── PROVIDED INFORMATION ──

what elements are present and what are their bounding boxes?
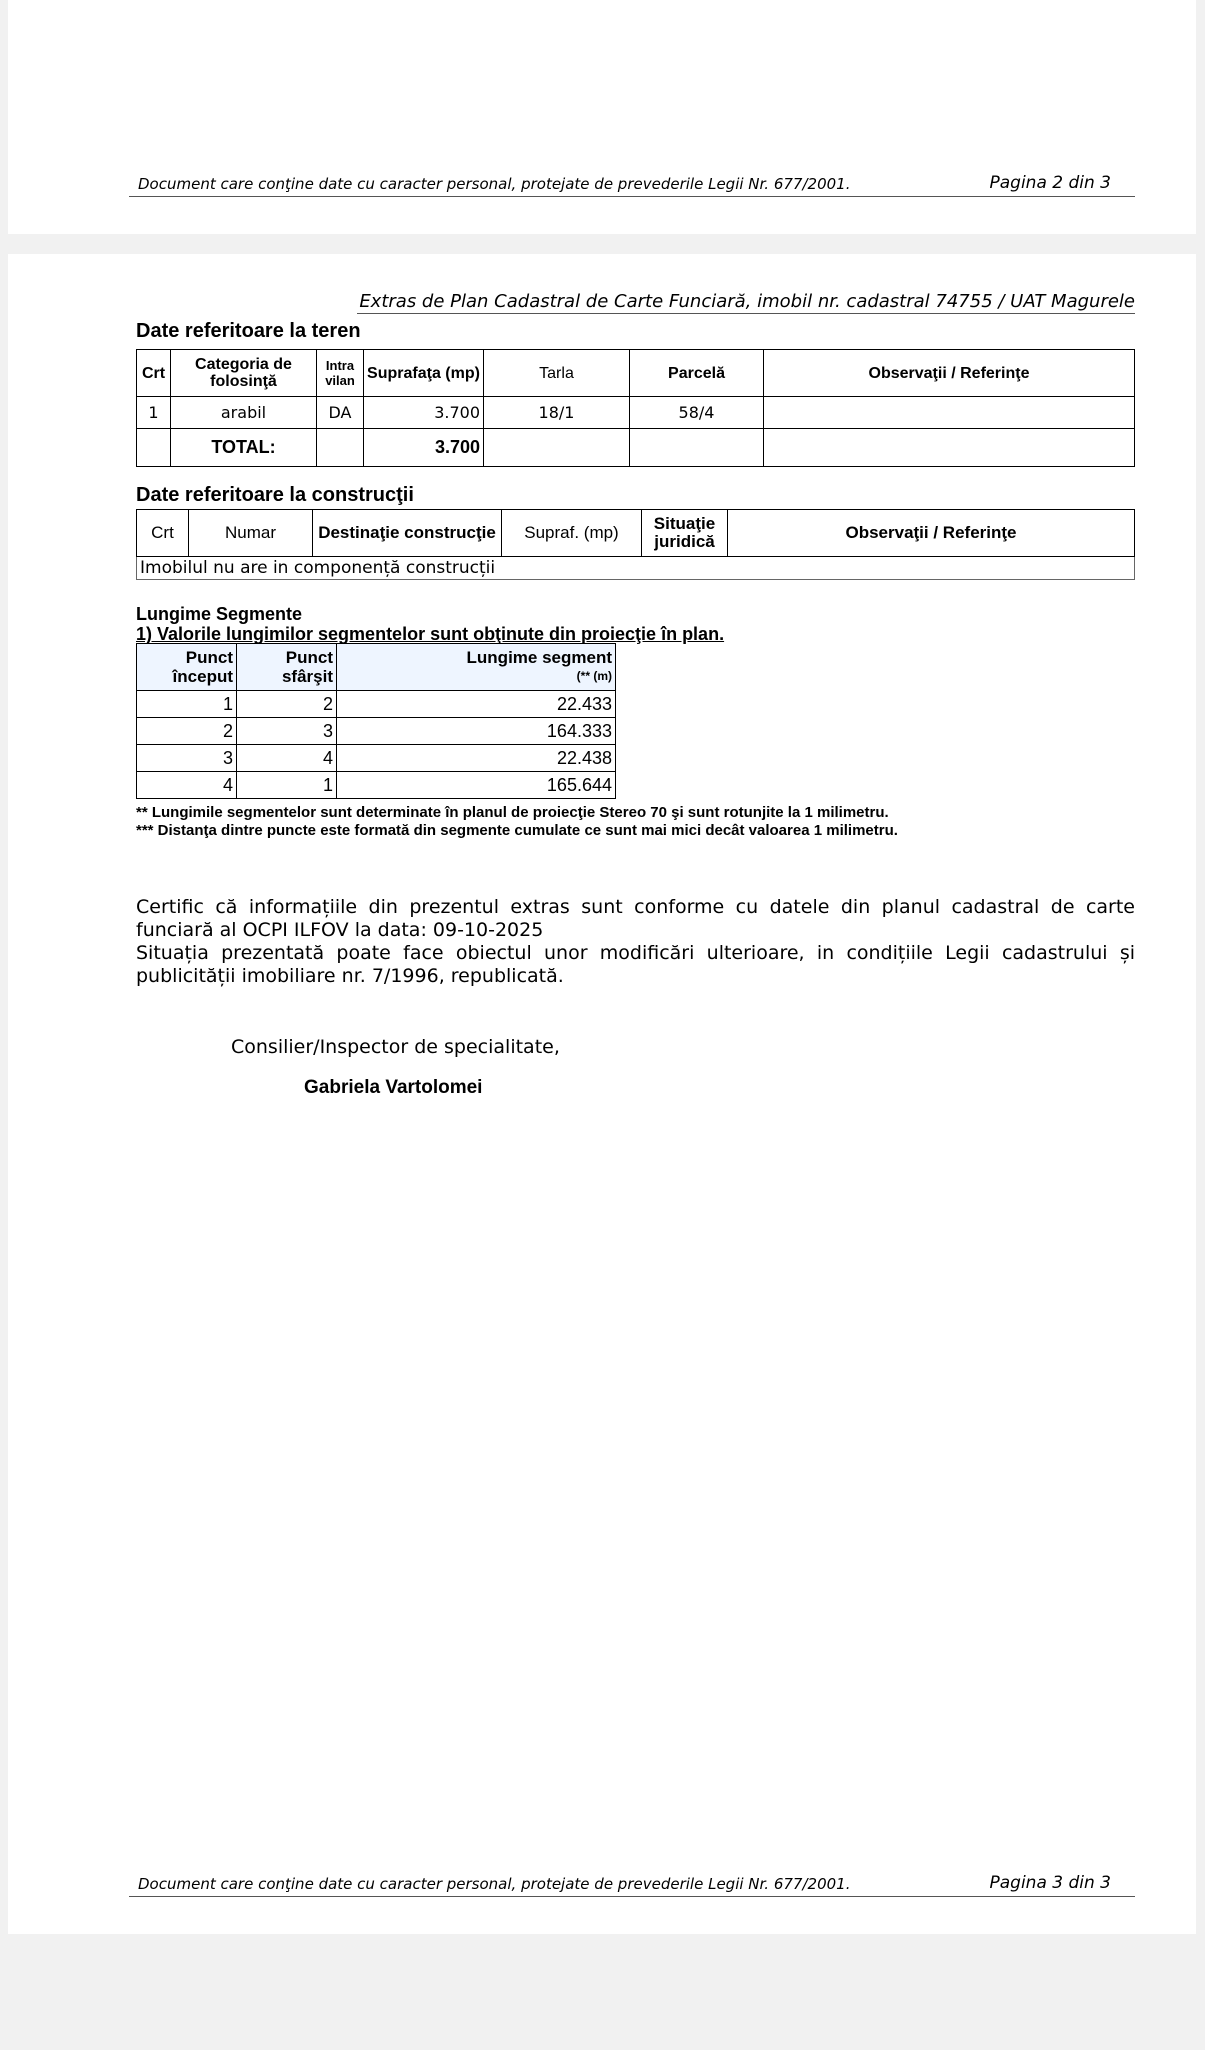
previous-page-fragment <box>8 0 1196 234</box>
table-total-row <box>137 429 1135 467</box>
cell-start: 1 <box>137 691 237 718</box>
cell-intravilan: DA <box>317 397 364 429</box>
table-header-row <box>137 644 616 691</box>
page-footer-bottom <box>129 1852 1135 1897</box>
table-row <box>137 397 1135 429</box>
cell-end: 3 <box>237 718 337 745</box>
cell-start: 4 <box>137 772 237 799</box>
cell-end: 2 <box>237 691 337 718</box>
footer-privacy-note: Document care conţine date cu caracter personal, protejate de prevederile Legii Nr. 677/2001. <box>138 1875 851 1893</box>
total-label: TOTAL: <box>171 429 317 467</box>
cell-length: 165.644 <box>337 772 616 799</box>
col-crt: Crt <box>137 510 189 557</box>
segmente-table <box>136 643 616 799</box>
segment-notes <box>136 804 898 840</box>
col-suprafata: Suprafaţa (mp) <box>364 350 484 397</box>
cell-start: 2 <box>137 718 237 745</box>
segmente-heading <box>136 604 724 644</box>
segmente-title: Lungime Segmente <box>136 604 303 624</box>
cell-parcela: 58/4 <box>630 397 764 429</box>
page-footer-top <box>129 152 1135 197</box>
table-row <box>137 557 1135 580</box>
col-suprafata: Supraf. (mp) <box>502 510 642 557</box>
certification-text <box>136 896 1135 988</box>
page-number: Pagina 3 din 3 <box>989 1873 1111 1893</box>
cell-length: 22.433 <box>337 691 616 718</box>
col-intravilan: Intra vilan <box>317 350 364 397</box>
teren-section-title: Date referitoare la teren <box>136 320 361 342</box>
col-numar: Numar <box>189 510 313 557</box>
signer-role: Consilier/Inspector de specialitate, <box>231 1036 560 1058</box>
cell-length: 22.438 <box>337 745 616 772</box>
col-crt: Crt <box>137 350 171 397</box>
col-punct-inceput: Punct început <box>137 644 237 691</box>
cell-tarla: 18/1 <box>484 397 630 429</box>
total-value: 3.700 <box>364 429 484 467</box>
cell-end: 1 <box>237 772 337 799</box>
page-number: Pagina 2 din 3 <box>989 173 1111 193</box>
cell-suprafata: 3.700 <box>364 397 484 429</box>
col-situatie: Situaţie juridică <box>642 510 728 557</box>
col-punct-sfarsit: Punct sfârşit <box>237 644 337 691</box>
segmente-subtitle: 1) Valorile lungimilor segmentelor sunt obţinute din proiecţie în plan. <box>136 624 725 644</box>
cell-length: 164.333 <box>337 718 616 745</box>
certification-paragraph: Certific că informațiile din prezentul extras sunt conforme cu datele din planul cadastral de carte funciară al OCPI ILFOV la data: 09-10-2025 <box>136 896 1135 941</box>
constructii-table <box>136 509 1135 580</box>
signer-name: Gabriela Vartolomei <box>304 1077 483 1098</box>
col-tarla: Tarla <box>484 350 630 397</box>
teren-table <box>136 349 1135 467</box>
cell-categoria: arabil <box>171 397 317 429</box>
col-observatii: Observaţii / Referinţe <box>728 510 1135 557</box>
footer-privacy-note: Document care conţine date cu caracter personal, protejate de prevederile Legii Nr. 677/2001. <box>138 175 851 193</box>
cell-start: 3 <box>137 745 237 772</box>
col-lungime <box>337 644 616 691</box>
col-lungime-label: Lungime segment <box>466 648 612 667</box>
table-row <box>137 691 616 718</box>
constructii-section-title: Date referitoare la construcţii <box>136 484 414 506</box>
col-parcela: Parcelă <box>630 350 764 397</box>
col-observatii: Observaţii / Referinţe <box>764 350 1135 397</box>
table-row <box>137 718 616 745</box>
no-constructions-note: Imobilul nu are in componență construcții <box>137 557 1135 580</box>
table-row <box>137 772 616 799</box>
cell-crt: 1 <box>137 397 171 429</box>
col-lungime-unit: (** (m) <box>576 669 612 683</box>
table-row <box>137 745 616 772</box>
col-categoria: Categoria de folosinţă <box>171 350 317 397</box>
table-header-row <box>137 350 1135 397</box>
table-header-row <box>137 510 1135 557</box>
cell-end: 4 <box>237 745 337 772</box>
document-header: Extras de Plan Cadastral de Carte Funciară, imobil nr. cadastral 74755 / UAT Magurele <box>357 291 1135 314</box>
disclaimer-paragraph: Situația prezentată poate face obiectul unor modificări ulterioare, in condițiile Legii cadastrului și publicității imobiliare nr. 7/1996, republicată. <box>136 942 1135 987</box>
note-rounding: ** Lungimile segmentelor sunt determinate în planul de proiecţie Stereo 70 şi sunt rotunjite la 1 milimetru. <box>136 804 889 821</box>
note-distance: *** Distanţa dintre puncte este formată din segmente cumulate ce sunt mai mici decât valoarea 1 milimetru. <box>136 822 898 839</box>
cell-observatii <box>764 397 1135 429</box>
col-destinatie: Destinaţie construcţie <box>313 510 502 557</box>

───
── PROVIDED INFORMATION ──

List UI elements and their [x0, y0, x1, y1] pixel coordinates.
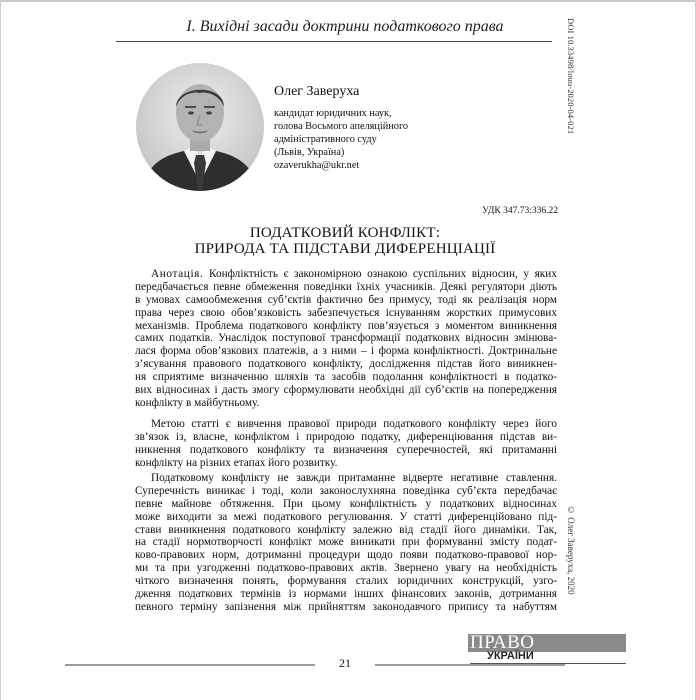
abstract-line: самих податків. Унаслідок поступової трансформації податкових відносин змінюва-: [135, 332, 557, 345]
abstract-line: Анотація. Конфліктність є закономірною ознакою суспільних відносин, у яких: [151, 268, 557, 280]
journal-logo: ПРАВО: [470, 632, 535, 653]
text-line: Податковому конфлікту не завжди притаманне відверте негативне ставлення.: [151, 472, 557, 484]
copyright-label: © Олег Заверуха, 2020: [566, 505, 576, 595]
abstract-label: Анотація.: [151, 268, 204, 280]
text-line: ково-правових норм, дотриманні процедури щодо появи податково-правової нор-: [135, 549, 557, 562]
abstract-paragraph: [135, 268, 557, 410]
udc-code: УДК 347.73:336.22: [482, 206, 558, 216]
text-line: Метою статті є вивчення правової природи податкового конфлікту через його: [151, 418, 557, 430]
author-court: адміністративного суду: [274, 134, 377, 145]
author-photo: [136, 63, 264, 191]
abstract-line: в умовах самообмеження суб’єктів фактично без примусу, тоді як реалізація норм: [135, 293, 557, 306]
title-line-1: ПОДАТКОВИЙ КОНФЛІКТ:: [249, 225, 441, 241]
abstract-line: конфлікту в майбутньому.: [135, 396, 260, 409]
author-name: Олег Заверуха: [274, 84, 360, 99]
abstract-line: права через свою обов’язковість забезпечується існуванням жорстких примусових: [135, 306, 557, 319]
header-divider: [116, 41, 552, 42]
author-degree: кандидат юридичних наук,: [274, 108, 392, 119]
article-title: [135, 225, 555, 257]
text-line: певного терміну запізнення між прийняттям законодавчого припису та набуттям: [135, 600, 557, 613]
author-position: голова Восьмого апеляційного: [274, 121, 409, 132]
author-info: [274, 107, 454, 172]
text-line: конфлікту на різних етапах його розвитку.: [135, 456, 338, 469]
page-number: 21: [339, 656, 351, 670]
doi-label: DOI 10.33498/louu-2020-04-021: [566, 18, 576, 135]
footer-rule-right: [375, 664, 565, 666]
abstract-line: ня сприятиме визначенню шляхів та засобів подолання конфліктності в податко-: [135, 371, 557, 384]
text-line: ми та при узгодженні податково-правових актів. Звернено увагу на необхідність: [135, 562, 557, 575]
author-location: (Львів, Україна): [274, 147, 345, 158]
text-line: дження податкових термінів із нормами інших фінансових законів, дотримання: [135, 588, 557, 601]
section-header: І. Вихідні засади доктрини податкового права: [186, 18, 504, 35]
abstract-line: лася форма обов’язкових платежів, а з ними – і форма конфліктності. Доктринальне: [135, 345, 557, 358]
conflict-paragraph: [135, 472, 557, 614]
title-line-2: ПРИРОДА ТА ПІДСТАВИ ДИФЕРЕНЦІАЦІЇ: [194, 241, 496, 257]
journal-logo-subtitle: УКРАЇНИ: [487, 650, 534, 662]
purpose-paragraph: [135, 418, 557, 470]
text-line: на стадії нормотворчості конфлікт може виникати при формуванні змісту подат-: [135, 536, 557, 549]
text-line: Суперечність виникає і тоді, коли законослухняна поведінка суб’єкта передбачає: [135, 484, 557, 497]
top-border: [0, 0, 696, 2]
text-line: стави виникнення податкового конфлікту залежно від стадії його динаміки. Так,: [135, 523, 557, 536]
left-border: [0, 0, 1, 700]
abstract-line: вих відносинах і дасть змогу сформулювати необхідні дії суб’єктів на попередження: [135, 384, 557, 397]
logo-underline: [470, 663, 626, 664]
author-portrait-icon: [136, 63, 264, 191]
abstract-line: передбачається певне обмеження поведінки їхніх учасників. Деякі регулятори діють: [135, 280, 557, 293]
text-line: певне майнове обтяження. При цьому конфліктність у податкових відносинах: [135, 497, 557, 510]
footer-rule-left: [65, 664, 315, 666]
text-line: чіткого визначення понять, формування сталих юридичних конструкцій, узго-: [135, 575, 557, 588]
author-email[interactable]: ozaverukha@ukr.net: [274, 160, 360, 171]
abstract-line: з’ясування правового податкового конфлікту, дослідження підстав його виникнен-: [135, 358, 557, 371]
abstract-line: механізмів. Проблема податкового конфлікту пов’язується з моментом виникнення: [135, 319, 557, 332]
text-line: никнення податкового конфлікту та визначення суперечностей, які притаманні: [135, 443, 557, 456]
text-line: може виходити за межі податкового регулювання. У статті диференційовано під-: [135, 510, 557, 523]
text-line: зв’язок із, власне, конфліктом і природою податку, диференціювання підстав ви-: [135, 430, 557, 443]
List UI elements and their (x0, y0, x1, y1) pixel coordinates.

───
── PROVIDED INFORMATION ──

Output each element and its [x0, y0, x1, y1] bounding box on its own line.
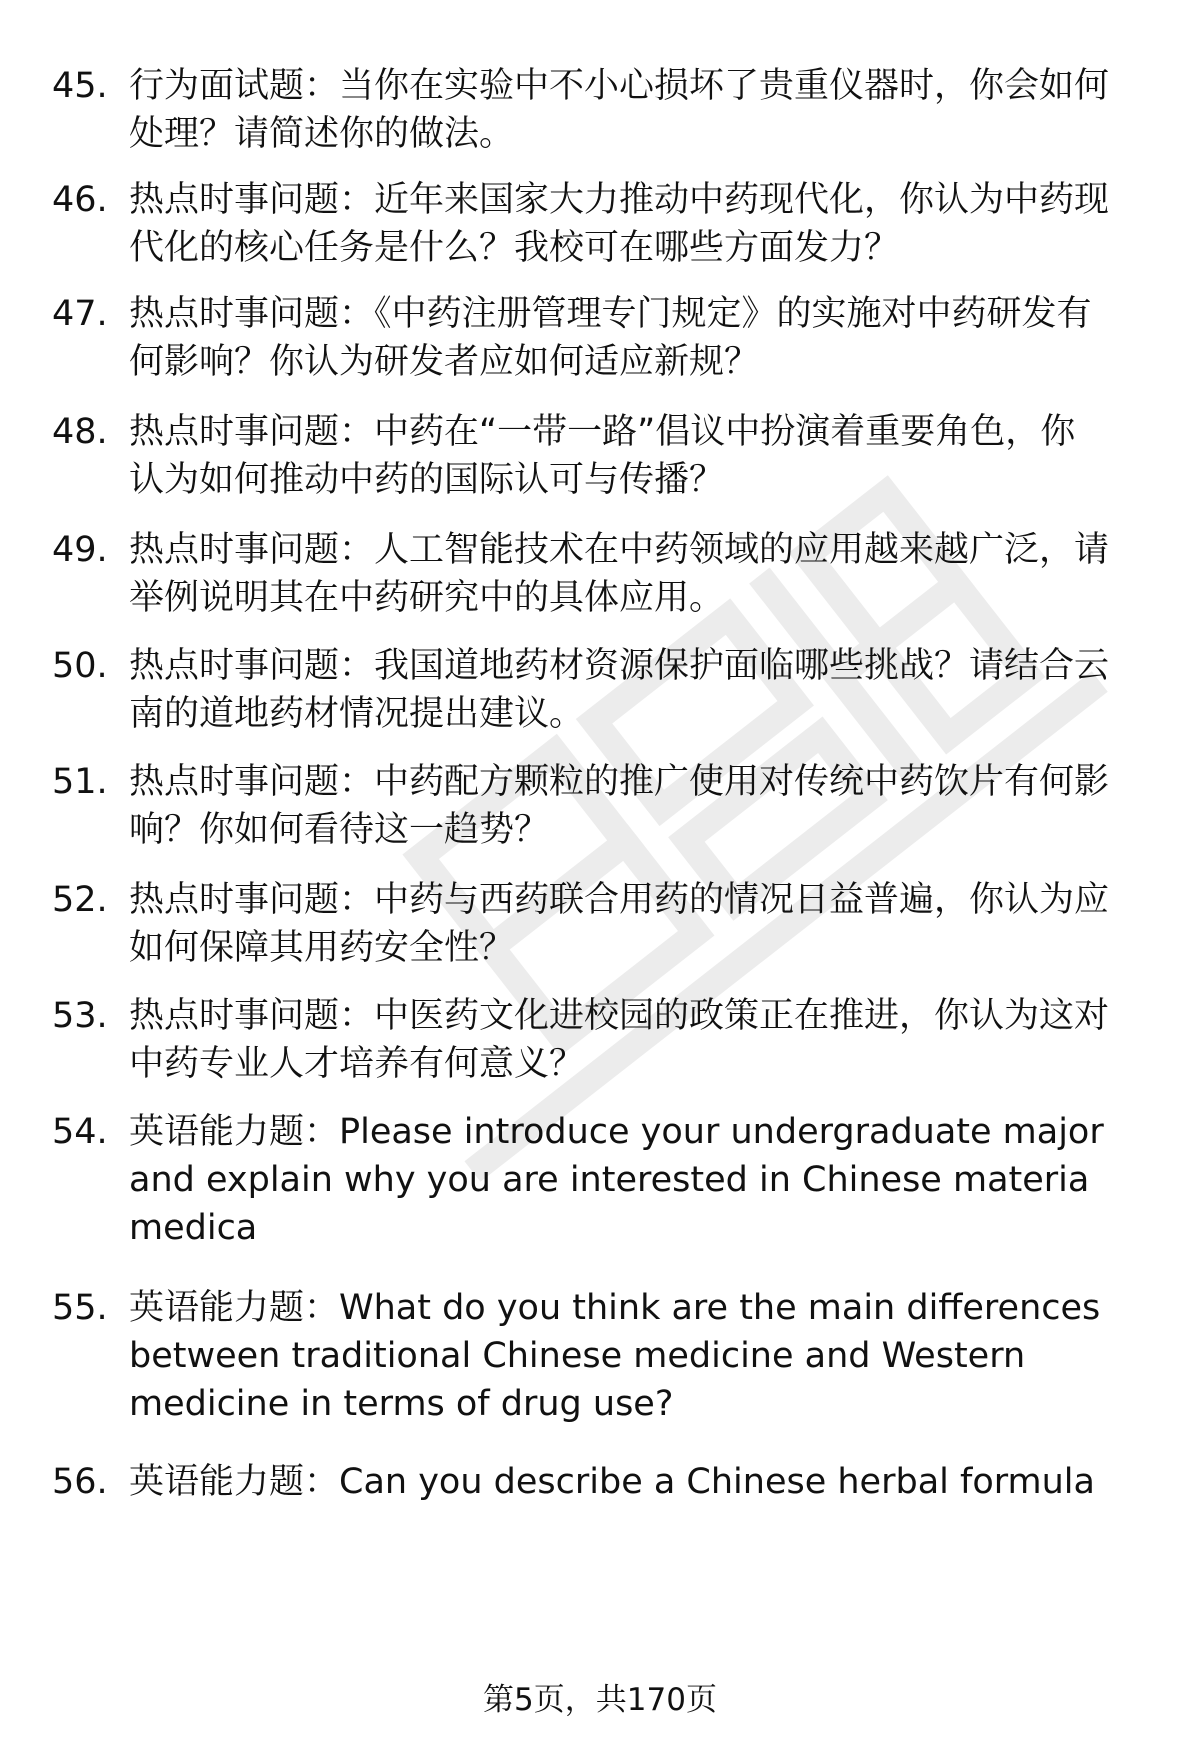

───

WRITTEN REQUEST:
Copy the lines of the material above word for word, starting at the line that contains "what elements are" and ending at the line that contains "cell-end: 2 <box>237 691 337 718</box>", both included. Leave the pictures out of your answer.

RESULT OF THE TASK:
what elements are present and what are their bounding boxes?
previous-page-fragment <box>8 0 1196 234</box>
table-total-row <box>137 429 1135 467</box>
cell-start: 1 <box>137 691 237 718</box>
cell-intravilan: DA <box>317 397 364 429</box>
table-header-row <box>137 644 616 691</box>
page-footer-bottom <box>129 1852 1135 1897</box>
table-row <box>137 397 1135 429</box>
cell-end: 3 <box>237 718 337 745</box>
cell-start: 4 <box>137 772 237 799</box>
cell-end: 2 <box>237 691 337 718</box>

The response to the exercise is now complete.